# Set problem
Exactly as written, please set down all of the entries again, with no pictures.

# Data provided
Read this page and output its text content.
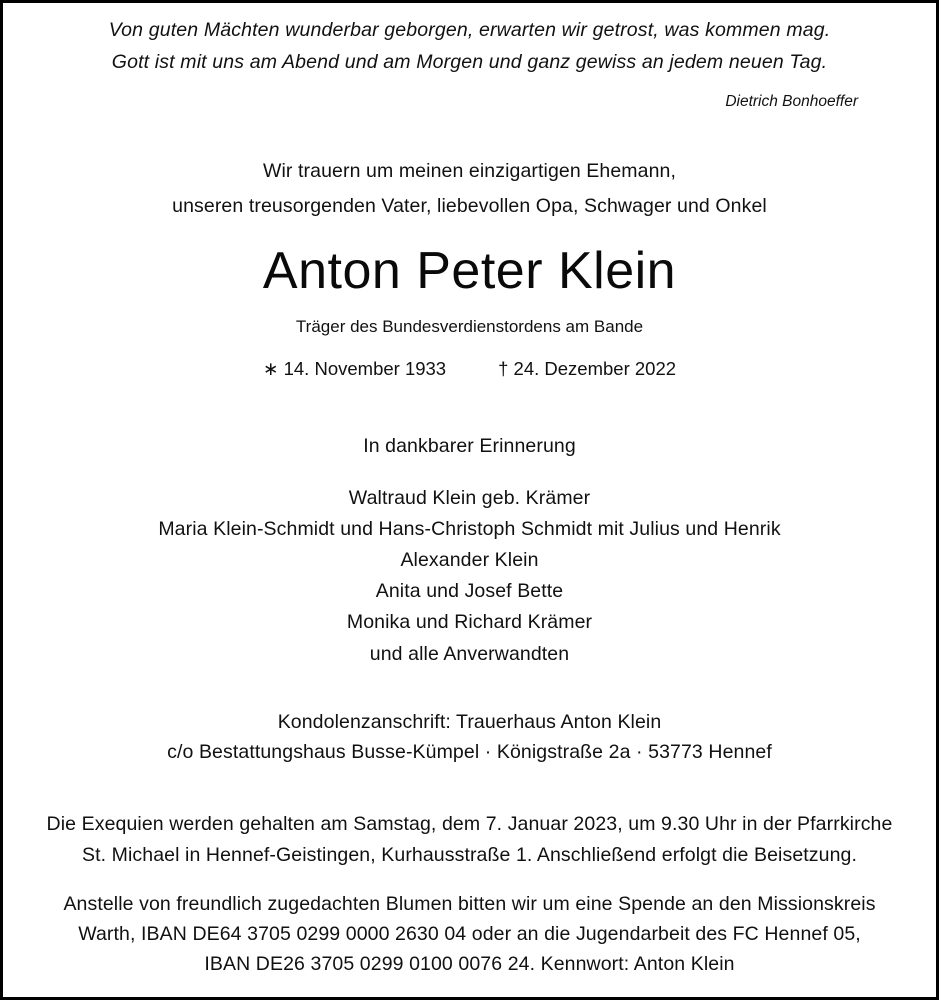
Von guten Mächten wunderbar geborgen, erwarten wir getrost, was kommen mag.
Gott ist mit uns am Abend und am Morgen und ganz gewiss an jedem neuen Tag.
Dietrich Bonhoeffer
Wir trauern um meinen einzigartigen Ehemann,
unseren treusorgenden Vater, liebevollen Opa, Schwager und Onkel
Anton Peter Klein
Träger des Bundesverdienstordens am Bande
∗ 14. November 1933	† 24. Dezember 2022
In dankbarer Erinnerung
Waltraud Klein geb. Krämer
Maria Klein-Schmidt und Hans-Christoph Schmidt mit Julius und Henrik
Alexander Klein
Anita und Josef Bette
Monika und Richard Krämer
und alle Anverwandten
Kondolenzanschrift: Trauerhaus Anton Klein
c/o Bestattungshaus Busse-Kümpel · Königstraße 2a · 53773 Hennef
Die Exequien werden gehalten am Samstag, dem 7. Januar 2023, um 9.30 Uhr in der Pfarrkirche
St. Michael in Hennef-Geistingen, Kurhausstraße 1. Anschließend erfolgt die Beisetzung.
Anstelle von freundlich zugedachten Blumen bitten wir um eine Spende an den Missionskreis
Warth, IBAN DE64 3705 0299 0000 2630 04 oder an die Jugendarbeit des FC Hennef 05,
IBAN DE26 3705 0299 0100 0076 24. Kennwort: Anton Klein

# Final result
Read this page and output its text content.
Von guten Mächten wunderbar geborgen, erwarten wir getrost, was kommen mag.
Gott ist mit uns am Abend und am Morgen und ganz gewiss an jedem neuen Tag.
Dietrich Bonhoeffer
Wir trauern um meinen einzigartigen Ehemann,
unseren treusorgenden Vater, liebevollen Opa, Schwager und Onkel
Anton Peter Klein
Träger des Bundesverdienstordens am Bande
∗ 14. November 1933	† 24. Dezember 2022
In dankbarer Erinnerung
Waltraud Klein geb. Krämer
Maria Klein-Schmidt und Hans-Christoph Schmidt mit Julius und Henrik
Alexander Klein
Anita und Josef Bette
Monika und Richard Krämer
und alle Anverwandten
Kondolenzanschrift: Trauerhaus Anton Klein
c/o Bestattungshaus Busse-Kümpel · Königstraße 2a · 53773 Hennef
Die Exequien werden gehalten am Samstag, dem 7. Januar 2023, um 9.30 Uhr in der Pfarrkirche
St. Michael in Hennef-Geistingen, Kurhausstraße 1. Anschließend erfolgt die Beisetzung.
Anstelle von freundlich zugedachten Blumen bitten wir um eine Spende an den Missionskreis
Warth, IBAN DE64 3705 0299 0000 2630 04 oder an die Jugendarbeit des FC Hennef 05,
IBAN DE26 3705 0299 0100 0076 24. Kennwort: Anton Klein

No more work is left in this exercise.